***** STORED DATA *****

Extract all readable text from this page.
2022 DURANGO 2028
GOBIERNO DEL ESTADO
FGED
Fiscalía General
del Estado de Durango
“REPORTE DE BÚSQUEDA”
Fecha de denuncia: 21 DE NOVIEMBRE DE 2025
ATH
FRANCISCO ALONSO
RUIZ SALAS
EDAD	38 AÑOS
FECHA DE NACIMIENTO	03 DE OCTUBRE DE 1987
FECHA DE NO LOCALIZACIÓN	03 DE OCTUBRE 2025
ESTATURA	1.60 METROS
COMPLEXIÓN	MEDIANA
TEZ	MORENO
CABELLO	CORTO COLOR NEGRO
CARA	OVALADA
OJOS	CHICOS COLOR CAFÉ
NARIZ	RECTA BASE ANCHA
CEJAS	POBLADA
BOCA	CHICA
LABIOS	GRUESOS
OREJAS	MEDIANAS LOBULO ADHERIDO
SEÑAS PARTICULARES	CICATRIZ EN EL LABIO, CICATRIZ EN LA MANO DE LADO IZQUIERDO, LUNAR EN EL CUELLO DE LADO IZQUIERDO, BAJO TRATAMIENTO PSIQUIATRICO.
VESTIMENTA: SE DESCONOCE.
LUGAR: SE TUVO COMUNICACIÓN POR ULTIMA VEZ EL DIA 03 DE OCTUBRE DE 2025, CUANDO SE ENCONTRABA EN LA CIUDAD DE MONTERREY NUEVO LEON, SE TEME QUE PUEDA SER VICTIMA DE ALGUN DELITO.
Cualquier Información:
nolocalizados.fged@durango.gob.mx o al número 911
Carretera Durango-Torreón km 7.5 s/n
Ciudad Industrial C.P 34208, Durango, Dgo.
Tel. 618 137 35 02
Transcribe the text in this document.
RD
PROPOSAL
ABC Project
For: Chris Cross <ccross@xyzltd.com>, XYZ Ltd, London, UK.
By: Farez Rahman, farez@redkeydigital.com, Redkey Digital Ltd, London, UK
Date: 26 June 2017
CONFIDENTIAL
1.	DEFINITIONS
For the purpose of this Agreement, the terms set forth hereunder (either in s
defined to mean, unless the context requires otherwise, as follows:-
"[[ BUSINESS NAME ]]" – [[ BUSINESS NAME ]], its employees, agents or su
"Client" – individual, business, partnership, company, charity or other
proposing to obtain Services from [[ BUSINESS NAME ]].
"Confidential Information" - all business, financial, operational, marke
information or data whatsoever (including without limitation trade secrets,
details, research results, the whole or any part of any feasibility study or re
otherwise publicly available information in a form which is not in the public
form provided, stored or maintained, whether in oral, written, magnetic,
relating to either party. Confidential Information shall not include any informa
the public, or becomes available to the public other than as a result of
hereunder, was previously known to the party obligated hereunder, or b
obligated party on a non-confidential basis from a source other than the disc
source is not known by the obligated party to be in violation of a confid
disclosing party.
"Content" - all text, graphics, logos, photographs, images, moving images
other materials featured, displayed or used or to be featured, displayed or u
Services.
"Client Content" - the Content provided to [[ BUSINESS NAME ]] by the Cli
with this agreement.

*****

§ WHAT TO DO: From the records above, copy every line that holds the word "available".

§ REPLY:
otherwise publicly available information in a form which is not in the public
the public, or becomes available to the public other than as a result of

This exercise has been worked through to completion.